(Extracts from a graphics dataset)
----------------
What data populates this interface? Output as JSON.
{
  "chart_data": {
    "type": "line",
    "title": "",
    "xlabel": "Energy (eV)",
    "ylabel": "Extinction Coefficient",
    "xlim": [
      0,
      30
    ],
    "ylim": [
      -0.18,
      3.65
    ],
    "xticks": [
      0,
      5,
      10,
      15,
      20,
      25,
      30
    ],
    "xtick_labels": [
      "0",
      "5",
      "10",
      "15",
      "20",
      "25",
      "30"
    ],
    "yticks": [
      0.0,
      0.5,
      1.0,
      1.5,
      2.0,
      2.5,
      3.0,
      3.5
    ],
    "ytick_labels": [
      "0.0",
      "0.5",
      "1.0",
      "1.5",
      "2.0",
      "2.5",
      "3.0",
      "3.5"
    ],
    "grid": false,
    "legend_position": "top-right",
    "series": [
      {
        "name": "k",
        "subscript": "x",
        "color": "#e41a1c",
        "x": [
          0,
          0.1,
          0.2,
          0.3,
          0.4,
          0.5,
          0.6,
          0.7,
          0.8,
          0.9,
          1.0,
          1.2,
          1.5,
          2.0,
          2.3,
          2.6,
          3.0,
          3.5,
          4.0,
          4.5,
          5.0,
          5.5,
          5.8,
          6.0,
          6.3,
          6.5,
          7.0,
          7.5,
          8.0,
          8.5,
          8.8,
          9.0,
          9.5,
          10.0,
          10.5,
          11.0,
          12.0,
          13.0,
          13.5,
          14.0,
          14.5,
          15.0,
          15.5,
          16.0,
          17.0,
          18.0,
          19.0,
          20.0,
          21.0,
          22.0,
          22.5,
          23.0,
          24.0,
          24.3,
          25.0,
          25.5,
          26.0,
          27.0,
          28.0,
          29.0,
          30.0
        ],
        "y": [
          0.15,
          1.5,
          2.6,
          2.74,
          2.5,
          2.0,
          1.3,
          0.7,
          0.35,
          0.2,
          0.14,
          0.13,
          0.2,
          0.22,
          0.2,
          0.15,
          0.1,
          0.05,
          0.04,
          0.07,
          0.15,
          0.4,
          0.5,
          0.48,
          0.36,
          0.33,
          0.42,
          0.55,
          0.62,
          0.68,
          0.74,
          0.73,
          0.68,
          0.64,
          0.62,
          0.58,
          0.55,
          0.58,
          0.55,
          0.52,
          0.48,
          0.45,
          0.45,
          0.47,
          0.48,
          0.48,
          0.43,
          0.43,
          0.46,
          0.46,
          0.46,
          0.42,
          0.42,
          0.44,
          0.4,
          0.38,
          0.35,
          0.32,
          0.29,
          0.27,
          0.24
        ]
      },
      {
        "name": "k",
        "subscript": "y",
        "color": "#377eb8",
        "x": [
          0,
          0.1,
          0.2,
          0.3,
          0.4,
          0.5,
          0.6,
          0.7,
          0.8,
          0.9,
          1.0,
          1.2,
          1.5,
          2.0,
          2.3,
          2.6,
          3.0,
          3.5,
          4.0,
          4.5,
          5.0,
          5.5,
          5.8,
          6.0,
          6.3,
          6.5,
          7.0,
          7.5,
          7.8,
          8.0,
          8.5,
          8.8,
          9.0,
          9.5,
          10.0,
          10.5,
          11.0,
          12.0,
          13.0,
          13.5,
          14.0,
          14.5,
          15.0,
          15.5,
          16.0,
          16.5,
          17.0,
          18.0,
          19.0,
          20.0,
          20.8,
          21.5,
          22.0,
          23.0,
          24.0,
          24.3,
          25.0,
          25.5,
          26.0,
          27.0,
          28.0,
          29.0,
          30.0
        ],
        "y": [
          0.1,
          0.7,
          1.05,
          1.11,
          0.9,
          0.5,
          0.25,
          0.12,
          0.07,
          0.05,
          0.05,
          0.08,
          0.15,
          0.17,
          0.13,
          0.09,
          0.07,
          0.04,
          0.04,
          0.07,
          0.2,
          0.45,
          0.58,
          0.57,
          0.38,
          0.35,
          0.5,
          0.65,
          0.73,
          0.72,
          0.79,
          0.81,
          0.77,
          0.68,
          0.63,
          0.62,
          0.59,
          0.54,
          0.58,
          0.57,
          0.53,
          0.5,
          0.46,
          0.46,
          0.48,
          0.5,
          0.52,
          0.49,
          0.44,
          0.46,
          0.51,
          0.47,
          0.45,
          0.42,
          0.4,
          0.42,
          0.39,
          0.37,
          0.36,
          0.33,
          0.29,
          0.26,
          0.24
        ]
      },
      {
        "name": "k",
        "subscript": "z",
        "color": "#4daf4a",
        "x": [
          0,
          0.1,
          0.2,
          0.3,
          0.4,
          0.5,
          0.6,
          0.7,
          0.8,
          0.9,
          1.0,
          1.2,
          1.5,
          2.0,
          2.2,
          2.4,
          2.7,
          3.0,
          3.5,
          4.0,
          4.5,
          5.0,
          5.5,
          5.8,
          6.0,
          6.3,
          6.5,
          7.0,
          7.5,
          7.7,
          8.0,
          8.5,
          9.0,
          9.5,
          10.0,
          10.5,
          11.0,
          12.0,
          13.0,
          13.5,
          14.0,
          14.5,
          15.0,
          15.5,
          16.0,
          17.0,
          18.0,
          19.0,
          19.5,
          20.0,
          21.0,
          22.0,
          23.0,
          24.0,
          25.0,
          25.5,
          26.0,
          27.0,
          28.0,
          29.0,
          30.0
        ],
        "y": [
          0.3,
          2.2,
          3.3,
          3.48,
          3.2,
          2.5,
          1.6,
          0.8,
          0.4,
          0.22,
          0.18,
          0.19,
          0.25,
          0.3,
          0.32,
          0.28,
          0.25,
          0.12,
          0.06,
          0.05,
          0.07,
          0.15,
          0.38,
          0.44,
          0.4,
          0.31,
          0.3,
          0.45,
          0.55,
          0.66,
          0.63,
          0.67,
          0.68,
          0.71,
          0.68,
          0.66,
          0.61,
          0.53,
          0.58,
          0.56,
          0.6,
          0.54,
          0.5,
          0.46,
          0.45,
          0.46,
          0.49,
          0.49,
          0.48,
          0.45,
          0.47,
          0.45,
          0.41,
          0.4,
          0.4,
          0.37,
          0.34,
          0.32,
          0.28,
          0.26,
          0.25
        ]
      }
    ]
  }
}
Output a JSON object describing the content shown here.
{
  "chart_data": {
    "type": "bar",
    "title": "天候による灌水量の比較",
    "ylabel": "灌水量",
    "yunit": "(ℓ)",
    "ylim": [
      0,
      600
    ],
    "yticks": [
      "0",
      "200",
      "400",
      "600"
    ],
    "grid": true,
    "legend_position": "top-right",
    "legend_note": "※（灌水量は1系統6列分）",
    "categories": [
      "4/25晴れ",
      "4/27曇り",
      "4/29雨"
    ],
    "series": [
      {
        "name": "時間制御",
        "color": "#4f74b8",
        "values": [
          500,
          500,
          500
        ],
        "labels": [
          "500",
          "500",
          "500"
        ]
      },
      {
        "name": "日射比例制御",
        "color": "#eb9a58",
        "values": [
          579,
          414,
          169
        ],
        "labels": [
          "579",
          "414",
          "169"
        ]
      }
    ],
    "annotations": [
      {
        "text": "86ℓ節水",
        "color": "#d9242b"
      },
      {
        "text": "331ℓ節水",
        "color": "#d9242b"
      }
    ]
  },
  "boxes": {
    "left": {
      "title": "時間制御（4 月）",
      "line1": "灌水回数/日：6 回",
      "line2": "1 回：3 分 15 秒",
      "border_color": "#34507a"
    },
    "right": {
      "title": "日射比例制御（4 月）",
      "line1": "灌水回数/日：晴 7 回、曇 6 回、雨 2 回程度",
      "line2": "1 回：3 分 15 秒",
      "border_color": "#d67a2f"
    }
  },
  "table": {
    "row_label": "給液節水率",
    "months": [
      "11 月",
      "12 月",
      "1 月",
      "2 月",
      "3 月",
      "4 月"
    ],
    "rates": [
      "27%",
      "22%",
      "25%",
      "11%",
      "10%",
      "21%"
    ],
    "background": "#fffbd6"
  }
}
----------------
## [Given exercise]
Collect, from the material above, every line containing the word "subscript".

## [Finished exercise]
        "subscript": "x",
        "subscript": "y",
        "subscript": "z",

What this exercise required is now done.